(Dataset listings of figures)
Segment Open

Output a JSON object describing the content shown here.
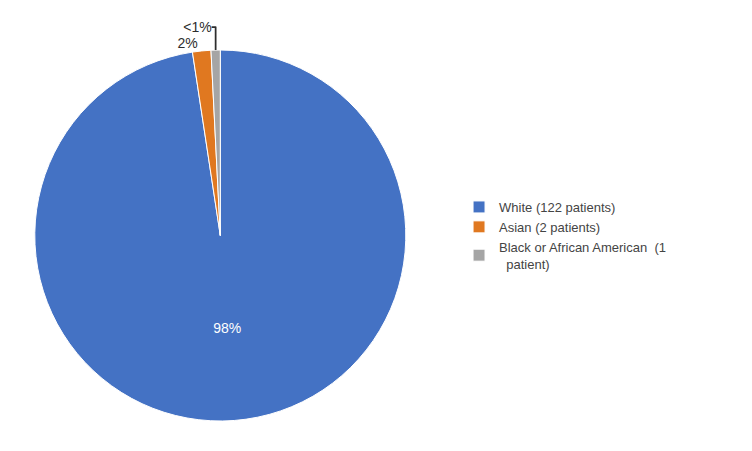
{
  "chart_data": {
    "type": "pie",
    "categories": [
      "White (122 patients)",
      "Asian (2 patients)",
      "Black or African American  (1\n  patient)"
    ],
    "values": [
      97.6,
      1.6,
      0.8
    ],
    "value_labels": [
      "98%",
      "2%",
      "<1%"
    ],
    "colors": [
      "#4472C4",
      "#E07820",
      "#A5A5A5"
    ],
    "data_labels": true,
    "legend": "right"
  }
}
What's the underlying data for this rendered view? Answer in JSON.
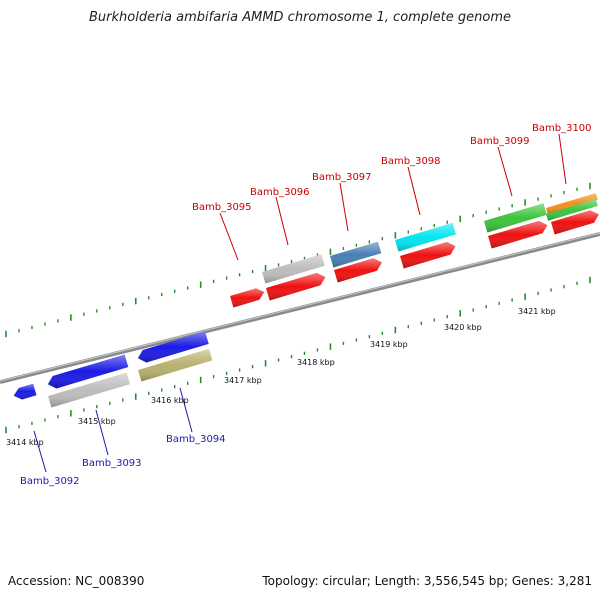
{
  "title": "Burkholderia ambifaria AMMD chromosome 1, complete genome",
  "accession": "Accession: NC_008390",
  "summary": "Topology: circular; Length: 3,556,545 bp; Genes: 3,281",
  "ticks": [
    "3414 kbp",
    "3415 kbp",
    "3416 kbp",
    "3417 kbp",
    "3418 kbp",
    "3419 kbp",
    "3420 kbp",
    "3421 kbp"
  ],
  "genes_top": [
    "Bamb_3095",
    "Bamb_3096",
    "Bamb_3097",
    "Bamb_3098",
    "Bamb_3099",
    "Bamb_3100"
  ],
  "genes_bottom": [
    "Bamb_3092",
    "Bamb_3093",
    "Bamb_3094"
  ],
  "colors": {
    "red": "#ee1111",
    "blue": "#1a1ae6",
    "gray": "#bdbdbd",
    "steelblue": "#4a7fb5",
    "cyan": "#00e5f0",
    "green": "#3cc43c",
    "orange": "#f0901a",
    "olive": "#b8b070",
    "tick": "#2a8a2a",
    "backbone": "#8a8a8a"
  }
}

Segment Closed
Segment Open

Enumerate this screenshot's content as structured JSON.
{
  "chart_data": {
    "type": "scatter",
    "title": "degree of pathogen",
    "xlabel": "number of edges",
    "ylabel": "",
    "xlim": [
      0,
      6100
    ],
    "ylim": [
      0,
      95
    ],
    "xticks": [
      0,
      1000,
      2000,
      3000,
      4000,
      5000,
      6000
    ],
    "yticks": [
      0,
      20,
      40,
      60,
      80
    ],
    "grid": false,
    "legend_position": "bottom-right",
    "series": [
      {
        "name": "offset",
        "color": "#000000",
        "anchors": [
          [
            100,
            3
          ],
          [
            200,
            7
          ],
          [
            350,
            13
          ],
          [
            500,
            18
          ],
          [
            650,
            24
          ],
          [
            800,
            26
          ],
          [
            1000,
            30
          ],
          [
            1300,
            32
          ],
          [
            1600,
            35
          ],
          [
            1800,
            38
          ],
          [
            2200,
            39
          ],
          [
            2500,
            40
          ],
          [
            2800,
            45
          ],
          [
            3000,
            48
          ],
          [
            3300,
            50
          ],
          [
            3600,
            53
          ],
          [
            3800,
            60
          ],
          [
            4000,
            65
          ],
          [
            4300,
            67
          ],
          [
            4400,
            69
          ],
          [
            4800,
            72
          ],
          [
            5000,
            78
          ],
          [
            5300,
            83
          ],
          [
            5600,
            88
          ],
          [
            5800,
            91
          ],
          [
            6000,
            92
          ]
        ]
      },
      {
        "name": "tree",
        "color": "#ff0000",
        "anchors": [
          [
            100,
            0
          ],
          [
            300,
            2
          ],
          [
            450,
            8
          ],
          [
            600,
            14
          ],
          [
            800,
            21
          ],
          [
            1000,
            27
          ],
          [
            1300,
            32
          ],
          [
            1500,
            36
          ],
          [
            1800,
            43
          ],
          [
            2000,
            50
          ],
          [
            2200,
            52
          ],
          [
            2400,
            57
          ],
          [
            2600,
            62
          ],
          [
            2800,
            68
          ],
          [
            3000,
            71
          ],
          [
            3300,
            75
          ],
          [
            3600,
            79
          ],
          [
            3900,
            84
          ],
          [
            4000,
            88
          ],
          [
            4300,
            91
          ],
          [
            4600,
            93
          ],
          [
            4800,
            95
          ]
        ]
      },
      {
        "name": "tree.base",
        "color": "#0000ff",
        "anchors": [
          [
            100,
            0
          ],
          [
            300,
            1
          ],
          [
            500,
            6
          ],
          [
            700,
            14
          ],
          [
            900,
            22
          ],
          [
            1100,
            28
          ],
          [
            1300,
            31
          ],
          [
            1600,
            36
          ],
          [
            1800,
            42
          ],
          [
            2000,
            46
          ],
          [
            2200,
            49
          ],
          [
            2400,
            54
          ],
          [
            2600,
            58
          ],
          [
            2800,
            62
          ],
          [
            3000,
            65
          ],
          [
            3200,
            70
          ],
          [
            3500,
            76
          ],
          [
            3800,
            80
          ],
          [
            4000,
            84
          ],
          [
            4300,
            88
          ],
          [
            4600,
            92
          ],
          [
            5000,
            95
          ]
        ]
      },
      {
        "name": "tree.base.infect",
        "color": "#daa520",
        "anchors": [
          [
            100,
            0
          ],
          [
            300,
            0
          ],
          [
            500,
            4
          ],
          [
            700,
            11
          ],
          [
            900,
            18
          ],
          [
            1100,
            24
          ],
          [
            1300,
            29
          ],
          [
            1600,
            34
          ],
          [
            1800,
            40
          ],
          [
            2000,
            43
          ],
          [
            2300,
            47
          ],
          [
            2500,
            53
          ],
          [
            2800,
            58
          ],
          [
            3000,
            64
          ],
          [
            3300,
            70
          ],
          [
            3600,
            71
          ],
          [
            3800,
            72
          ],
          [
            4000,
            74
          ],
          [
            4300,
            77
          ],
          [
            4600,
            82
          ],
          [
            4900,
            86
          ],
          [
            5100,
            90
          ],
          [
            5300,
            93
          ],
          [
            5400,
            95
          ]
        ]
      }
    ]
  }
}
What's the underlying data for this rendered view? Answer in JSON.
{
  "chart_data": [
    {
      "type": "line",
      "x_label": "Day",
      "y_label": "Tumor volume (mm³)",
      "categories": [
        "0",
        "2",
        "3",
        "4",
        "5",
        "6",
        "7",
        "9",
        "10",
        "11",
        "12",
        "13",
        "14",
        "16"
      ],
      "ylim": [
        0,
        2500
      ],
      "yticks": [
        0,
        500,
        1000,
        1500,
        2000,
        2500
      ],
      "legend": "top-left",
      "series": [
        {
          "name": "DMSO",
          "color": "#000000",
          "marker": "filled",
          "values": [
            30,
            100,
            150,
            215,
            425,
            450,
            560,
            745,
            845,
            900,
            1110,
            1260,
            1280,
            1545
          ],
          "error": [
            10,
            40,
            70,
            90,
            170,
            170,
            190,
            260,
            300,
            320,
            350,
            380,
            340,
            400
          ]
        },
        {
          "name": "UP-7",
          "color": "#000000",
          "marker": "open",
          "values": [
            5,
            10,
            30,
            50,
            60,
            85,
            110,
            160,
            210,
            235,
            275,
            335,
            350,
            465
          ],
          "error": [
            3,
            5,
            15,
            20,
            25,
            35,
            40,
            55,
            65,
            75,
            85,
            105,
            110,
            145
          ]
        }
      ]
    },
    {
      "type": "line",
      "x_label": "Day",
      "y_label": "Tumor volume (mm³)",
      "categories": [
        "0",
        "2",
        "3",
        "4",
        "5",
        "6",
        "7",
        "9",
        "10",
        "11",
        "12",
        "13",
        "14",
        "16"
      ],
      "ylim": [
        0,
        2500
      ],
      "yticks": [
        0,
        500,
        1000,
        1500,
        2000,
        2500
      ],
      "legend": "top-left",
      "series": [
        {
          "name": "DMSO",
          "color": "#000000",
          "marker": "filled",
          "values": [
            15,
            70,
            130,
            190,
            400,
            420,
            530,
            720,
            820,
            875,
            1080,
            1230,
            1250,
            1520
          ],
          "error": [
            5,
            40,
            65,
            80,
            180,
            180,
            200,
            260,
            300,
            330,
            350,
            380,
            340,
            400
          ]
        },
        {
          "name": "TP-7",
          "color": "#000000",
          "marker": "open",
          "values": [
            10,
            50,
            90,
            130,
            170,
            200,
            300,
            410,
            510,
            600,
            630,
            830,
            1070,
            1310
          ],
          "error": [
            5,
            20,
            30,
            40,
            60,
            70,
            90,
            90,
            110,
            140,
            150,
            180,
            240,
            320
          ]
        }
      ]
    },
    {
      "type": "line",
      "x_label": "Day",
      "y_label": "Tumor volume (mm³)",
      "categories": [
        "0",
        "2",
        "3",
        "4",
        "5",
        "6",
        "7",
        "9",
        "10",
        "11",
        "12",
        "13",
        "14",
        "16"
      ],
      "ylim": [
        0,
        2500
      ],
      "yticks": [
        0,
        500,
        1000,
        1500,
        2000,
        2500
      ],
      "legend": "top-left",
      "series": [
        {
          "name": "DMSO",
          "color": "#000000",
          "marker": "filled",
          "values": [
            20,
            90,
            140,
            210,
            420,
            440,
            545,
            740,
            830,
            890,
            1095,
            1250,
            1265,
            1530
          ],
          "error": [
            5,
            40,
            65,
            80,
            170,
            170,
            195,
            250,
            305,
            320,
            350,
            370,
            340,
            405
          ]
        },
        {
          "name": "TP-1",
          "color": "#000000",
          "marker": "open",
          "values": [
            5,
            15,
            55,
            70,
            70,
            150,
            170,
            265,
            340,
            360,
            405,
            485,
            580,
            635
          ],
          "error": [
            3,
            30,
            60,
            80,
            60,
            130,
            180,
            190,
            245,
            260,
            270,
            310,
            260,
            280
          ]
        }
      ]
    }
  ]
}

Segment Closed

» **What is needed**
Give only the number of lines in the entries above that contain the string "right".

» **Completed task**
2